---------- INPUT RECORDS

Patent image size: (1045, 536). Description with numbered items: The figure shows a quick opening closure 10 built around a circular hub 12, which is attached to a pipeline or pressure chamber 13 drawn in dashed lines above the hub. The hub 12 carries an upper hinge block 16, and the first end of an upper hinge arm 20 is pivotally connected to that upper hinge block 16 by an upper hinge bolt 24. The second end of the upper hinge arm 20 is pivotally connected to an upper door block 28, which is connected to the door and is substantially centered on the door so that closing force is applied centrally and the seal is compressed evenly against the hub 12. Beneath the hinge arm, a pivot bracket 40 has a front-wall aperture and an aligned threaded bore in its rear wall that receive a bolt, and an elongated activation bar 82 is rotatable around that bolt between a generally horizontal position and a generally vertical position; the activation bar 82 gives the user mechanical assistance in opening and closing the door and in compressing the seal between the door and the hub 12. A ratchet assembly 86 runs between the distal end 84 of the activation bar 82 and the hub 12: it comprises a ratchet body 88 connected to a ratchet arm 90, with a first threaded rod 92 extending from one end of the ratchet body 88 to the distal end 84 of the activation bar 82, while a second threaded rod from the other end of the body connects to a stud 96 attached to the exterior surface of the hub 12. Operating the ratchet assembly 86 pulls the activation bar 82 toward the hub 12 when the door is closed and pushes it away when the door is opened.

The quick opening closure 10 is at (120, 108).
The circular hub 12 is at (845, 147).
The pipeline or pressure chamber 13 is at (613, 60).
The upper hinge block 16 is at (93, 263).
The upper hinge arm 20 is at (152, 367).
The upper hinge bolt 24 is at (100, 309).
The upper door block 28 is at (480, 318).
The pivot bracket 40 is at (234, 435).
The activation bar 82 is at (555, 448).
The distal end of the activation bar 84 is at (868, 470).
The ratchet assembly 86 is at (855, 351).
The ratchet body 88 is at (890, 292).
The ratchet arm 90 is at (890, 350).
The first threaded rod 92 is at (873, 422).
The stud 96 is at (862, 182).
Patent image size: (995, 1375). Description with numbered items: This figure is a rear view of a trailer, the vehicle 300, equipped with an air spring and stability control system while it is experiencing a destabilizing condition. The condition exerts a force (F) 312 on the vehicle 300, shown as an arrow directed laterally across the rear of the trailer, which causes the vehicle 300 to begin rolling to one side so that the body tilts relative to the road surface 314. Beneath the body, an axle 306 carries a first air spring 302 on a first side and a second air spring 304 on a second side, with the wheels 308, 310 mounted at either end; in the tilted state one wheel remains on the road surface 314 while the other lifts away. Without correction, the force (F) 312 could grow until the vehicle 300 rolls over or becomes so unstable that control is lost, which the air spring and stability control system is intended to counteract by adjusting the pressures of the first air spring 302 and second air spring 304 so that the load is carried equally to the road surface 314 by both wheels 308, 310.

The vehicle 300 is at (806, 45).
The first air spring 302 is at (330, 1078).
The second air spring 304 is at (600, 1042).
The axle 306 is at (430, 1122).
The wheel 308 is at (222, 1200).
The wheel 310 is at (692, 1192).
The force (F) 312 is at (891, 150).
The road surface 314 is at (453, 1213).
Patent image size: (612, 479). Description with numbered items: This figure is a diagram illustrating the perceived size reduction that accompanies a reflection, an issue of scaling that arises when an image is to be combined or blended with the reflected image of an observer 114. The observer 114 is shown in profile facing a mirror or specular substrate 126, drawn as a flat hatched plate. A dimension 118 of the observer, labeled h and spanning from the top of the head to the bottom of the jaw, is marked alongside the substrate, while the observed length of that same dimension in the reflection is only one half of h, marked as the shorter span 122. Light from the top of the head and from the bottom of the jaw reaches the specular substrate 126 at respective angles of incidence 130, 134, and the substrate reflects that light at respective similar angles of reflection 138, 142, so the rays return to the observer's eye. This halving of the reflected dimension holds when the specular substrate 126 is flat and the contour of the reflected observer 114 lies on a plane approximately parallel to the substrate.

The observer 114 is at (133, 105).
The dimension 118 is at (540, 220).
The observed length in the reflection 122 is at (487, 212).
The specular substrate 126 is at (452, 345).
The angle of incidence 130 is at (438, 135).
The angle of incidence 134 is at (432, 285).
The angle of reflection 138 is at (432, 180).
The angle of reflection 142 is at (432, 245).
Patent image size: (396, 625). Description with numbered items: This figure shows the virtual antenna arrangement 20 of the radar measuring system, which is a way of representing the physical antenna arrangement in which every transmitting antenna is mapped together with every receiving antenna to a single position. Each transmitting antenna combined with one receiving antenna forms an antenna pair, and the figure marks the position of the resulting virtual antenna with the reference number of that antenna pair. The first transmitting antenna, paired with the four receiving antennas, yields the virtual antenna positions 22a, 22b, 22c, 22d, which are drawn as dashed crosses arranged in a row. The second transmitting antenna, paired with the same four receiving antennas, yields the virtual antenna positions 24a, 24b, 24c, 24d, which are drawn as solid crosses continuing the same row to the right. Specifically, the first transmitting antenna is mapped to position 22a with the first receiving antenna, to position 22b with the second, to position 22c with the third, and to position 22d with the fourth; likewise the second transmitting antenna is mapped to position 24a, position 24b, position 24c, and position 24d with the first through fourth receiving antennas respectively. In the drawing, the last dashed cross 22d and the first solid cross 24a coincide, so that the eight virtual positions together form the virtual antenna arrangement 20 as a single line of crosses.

--------------------

OBJECTIVE:
Rewrite every entry above, substituting "antenna array" for each occurrence of "antenna arrangement". Leave everything else unchanged.

FULL RESPONSE:
Patent image size: (1045, 536). Description with numbered items: The figure shows a quick opening closure 10 built around a circular hub 12, which is attached to a pipeline or pressure chamber 13 drawn in dashed lines above the hub. The hub 12 carries an upper hinge block 16, and the first end of an upper hinge arm 20 is pivotally connected to that upper hinge block 16 by an upper hinge bolt 24. The second end of the upper hinge arm 20 is pivotally connected to an upper door block 28, which is connected to the door and is substantially centered on the door so that closing force is applied centrally and the seal is compressed evenly against the hub 12. Beneath the hinge arm, a pivot bracket 40 has a front-wall aperture and an aligned threaded bore in its rear wall that receive a bolt, and an elongated activation bar 82 is rotatable around that bolt between a generally horizontal position and a generally vertical position; the activation bar 82 gives the user mechanical assistance in opening and closing the door and in compressing the seal between the door and the hub 12. A ratchet assembly 86 runs between the distal end 84 of the activation bar 82 and the hub 12: it comprises a ratchet body 88 connected to a ratchet arm 90, with a first threaded rod 92 extending from one end of the ratchet body 88 to the distal end 84 of the activation bar 82, while a second threaded rod from the other end of the body connects to a stud 96 attached to the exterior surface of the hub 12. Operating the ratchet assembly 86 pulls the activation bar 82 toward the hub 12 when the door is closed and pushes it away when the door is opened.

The quick opening closure 10 is at (120, 108).
The circular hub 12 is at (845, 147).
The pipeline or pressure chamber 13 is at (613, 60).
The upper hinge block 16 is at (93, 263).
The upper hinge arm 20 is at (152, 367).
The upper hinge bolt 24 is at (100, 309).
The upper door block 28 is at (480, 318).
The pivot bracket 40 is at (234, 435).
The activation bar 82 is at (555, 448).
The distal end of the activation bar 84 is at (868, 470).
The ratchet assembly 86 is at (855, 351).
The ratchet body 88 is at (890, 292).
The ratchet arm 90 is at (890, 350).
The first threaded rod 92 is at (873, 422).
The stud 96 is at (862, 182).
Patent image size: (995, 1375). Description with numbered items: This figure is a rear view of a trailer, the vehicle 300, equipped with an air spring and stability control system while it is experiencing a destabilizing condition. The condition exerts a force (F) 312 on the vehicle 300, shown as an arrow directed laterally across the rear of the trailer, which causes the vehicle 300 to begin rolling to one side so that the body tilts relative to the road surface 314. Beneath the body, an axle 306 carries a first air spring 302 on a first side and a second air spring 304 on a second side, with the wheels 308, 310 mounted at either end; in the tilted state one wheel remains on the road surface 314 while the other lifts away. Without correction, the force (F) 312 could grow until the vehicle 300 rolls over or becomes so unstable that control is lost, which the air spring and stability control system is intended to counteract by adjusting the pressures of the first air spring 302 and second air spring 304 so that the load is carried equally to the road surface 314 by both wheels 308, 310.

The vehicle 300 is at (806, 45).
The first air spring 302 is at (330, 1078).
The second air spring 304 is at (600, 1042).
The axle 306 is at (430, 1122).
The wheel 308 is at (222, 1200).
The wheel 310 is at (692, 1192).
The force (F) 312 is at (891, 150).
The road surface 314 is at (453, 1213).
Patent image size: (612, 479). Description with numbered items: This figure is a diagram illustrating the perceived size reduction that accompanies a reflection, an issue of scaling that arises when an image is to be combined or blended with the reflected image of an observer 114. The observer 114 is shown in profile facing a mirror or specular substrate 126, drawn as a flat hatched plate. A dimension 118 of the observer, labeled h and spanning from the top of the head to the bottom of the jaw, is marked alongside the substrate, while the observed length of that same dimension in the reflection is only one half of h, marked as the shorter span 122. Light from the top of the head and from the bottom of the jaw reaches the specular substrate 126 at respective angles of incidence 130, 134, and the substrate reflects that light at respective similar angles of reflection 138, 142, so the rays return to the observer's eye. This halving of the reflected dimension holds when the specular substrate 126 is flat and the contour of the reflected observer 114 lies on a plane approximately parallel to the substrate.

The observer 114 is at (133, 105).
The dimension 118 is at (540, 220).
The observed length in the reflection 122 is at (487, 212).
The specular substrate 126 is at (452, 345).
The angle of incidence 130 is at (438, 135).
The angle of incidence 134 is at (432, 285).
The angle of reflection 138 is at (432, 180).
The angle of reflection 142 is at (432, 245).
Patent image size: (396, 625). Description with numbered items: This figure shows the virtual antenna array 20 of the radar measuring system, which is a way of representing the physical antenna array in which every transmitting antenna is mapped together with every receiving antenna to a single position. Each transmitting antenna combined with one receiving antenna forms an antenna pair, and the figure marks the position of the resulting virtual antenna with the reference number of that antenna pair. The first transmitting antenna, paired with the four receiving antennas, yields the virtual antenna positions 22a, 22b, 22c, 22d, which are drawn as dashed crosses arranged in a row. The second transmitting antenna, paired with the same four receiving antennas, yields the virtual antenna positions 24a, 24b, 24c, 24d, which are drawn as solid crosses continuing the same row to the right. Specifically, the first transmitting antenna is mapped to position 22a with the first receiving antenna, to position 22b with the second, to position 22c with the third, and to position 22d with the fourth; likewise the second transmitting antenna is mapped to position 24a, position 24b, position 24c, and position 24d with the first through fourth receiving antennas respectively. In the drawing, the last dashed cross 22d and the first solid cross 24a coincide, so that the eight virtual positions together form the virtual antenna array 20 as a single line of crosses.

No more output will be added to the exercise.